▶ Task requirements:
Every line below is to be quoted exactly, with nothing added or dropped.

Excerpt from a dataset
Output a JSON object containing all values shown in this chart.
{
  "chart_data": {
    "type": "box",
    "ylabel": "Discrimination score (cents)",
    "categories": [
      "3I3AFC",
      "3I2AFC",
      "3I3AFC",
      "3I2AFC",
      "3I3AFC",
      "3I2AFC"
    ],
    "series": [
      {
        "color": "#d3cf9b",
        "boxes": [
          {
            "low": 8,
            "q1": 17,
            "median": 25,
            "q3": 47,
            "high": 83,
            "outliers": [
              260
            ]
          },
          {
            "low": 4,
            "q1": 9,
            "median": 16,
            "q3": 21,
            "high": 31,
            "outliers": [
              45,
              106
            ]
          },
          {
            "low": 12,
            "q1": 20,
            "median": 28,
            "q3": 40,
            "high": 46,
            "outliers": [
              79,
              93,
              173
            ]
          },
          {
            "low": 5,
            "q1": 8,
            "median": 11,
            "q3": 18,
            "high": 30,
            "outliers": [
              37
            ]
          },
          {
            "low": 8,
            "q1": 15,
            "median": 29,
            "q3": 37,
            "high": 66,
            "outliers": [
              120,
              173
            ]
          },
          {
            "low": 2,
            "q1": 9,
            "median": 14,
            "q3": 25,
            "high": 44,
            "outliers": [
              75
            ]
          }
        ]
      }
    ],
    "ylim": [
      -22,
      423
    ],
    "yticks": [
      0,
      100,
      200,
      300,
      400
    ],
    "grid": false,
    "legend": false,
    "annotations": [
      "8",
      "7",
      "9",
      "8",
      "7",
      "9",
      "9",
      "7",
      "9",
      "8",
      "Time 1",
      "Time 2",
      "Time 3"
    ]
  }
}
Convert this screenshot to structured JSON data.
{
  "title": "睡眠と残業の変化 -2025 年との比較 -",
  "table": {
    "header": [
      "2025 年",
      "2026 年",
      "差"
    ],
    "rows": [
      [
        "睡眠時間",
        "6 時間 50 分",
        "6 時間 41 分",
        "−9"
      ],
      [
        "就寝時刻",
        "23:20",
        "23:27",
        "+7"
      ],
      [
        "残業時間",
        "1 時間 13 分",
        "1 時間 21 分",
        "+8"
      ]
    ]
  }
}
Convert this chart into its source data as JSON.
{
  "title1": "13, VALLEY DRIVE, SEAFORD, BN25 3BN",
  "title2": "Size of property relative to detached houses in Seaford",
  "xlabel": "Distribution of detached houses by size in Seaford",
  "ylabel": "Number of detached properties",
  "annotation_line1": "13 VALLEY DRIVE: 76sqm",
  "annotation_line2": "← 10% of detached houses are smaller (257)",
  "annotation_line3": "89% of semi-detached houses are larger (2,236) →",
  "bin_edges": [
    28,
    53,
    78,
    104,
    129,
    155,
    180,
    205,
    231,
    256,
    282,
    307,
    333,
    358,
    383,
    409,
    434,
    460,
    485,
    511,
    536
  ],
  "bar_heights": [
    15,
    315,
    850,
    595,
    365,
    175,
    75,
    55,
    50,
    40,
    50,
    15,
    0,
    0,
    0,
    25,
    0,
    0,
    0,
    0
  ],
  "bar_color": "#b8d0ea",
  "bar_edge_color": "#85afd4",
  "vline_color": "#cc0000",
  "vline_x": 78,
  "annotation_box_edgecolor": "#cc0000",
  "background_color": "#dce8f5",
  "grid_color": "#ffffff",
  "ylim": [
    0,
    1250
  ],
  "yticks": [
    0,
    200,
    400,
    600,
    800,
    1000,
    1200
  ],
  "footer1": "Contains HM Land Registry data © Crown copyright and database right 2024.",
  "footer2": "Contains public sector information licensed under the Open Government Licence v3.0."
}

▶ Result of this exercise:
Output a JSON object containing all values shown in this chart.
{
  "chart_data": {
    "type": "box",
    "ylabel": "Discrimination score (cents)",
    "categories": [
      "3I3AFC",
      "3I2AFC",
      "3I3AFC",
      "3I2AFC",
      "3I3AFC",
      "3I2AFC"
    ],
    "series": [
      {
        "color": "#d3cf9b",
        "boxes": [
          {
            "low": 8,
            "q1": 17,
            "median": 25,
            "q3": 47,
            "high": 83,
            "outliers": [
              260
            ]
          },
          {
            "low": 4,
            "q1": 9,
            "median": 16,
            "q3": 21,
            "high": 31,
            "outliers": [
              45,
              106
            ]
          },
          {
            "low": 12,
            "q1": 20,
            "median": 28,
            "q3": 40,
            "high": 46,
            "outliers": [
              79,
              93,
              173
            ]
          },
          {
            "low": 5,
            "q1": 8,
            "median": 11,
            "q3": 18,
            "high": 30,
            "outliers": [
              37
            ]
          },
          {
            "low": 8,
            "q1": 15,
            "median": 29,
            "q3": 37,
            "high": 66,
            "outliers": [
              120,
              173
            ]
          },
          {
            "low": 2,
            "q1": 9,
            "median": 14,
            "q3": 25,
            "high": 44,
            "outliers": [
              75
            ]
          }
        ]
      }
    ],
    "ylim": [
      -22,
      423
    ],
    "yticks": [
      0,
      100,
      200,
      300,
      400
    ],
    "grid": false,
    "legend": false,
    "annotations": [
      "8",
      "7",
      "9",
      "8",
      "7",
      "9",
      "9",
      "7",
      "9",
      "8",
      "Time 1",
      "Time 2",
      "Time 3"
    ]
  }
}
Convert this screenshot to structured JSON data.
{
  "title": "睡眠と残業の変化 -2025 年との比較 -",
  "table": {
    "header": [
      "2025 年",
      "2026 年",
      "差"
    ],
    "rows": [
      [
        "睡眠時間",
        "6 時間 50 分",
        "6 時間 41 分",
        "−9"
      ],
      [
        "就寝時刻",
        "23:20",
        "23:27",
        "+7"
      ],
      [
        "残業時間",
        "1 時間 13 分",
        "1 時間 21 分",
        "+8"
      ]
    ]
  }
}
Convert this chart into its source data as JSON.
{
  "title1": "13, VALLEY DRIVE, SEAFORD, BN25 3BN",
  "title2": "Size of property relative to detached houses in Seaford",
  "xlabel": "Distribution of detached houses by size in Seaford",
  "ylabel": "Number of detached properties",
  "annotation_line1": "13 VALLEY DRIVE: 76sqm",
  "annotation_line2": "← 10% of detached houses are smaller (257)",
  "annotation_line3": "89% of semi-detached houses are larger (2,236) →",
  "bin_edges": [
    28,
    53,
    78,
    104,
    129,
    155,
    180,
    205,
    231,
    256,
    282,
    307,
    333,
    358,
    383,
    409,
    434,
    460,
    485,
    511,
    536
  ],
  "bar_heights": [
    15,
    315,
    850,
    595,
    365,
    175,
    75,
    55,
    50,
    40,
    50,
    15,
    0,
    0,
    0,
    25,
    0,
    0,
    0,
    0
  ],
  "bar_color": "#b8d0ea",
  "bar_edge_color": "#85afd4",
  "vline_color": "#cc0000",
  "vline_x": 78,
  "annotation_box_edgecolor": "#cc0000",
  "background_color": "#dce8f5",
  "grid_color": "#ffffff",
  "ylim": [
    0,
    1250
  ],
  "yticks": [
    0,
    200,
    400,
    600,
    800,
    1000,
    1200
  ],
  "footer1": "Contains HM Land Registry data © Crown copyright and database right 2024.",
  "footer2": "Contains public sector information licensed under the Open Government Licence v3.0."
}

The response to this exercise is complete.